▸ **What the task requires**:
All of the records below need to be copied exactly.
-- START OF Provided records --
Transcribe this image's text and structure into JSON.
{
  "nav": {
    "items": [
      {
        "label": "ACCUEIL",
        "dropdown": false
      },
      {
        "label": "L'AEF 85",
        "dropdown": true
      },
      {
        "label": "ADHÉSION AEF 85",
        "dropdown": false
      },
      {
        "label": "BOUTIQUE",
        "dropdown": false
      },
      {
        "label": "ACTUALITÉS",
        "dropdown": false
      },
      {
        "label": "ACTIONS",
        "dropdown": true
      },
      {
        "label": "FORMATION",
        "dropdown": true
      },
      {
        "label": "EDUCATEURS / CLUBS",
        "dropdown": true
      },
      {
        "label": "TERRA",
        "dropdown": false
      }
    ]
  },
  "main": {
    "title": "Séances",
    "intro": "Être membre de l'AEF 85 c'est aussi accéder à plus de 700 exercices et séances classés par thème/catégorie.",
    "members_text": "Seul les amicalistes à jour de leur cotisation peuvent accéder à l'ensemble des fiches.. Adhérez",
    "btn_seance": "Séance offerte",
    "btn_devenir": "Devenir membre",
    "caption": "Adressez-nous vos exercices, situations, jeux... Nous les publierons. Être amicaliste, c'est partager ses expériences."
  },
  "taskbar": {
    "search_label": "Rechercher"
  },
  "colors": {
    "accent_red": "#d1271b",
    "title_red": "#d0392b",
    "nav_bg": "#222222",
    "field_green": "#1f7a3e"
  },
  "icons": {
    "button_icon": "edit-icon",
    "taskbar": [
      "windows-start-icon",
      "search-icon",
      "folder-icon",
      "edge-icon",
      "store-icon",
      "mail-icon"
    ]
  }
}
-- END OF Provided records --
▸ **Response below**:
Transcribe this image's text and structure into JSON.
{
  "nav": {
    "items": [
      {
        "label": "ACCUEIL",
        "dropdown": false
      },
      {
        "label": "L'AEF 85",
        "dropdown": true
      },
      {
        "label": "ADHÉSION AEF 85",
        "dropdown": false
      },
      {
        "label": "BOUTIQUE",
        "dropdown": false
      },
      {
        "label": "ACTUALITÉS",
        "dropdown": false
      },
      {
        "label": "ACTIONS",
        "dropdown": true
      },
      {
        "label": "FORMATION",
        "dropdown": true
      },
      {
        "label": "EDUCATEURS / CLUBS",
        "dropdown": true
      },
      {
        "label": "TERRA",
        "dropdown": false
      }
    ]
  },
  "main": {
    "title": "Séances",
    "intro": "Être membre de l'AEF 85 c'est aussi accéder à plus de 700 exercices et séances classés par thème/catégorie.",
    "members_text": "Seul les amicalistes à jour de leur cotisation peuvent accéder à l'ensemble des fiches.. Adhérez",
    "btn_seance": "Séance offerte",
    "btn_devenir": "Devenir membre",
    "caption": "Adressez-nous vos exercices, situations, jeux... Nous les publierons. Être amicaliste, c'est partager ses expériences."
  },
  "taskbar": {
    "search_label": "Rechercher"
  },
  "colors": {
    "accent_red": "#d1271b",
    "title_red": "#d0392b",
    "nav_bg": "#222222",
    "field_green": "#1f7a3e"
  },
  "icons": {
    "button_icon": "edit-icon",
    "taskbar": [
      "windows-start-icon",
      "search-icon",
      "folder-icon",
      "edge-icon",
      "store-icon",
      "mail-icon"
    ]
  }
}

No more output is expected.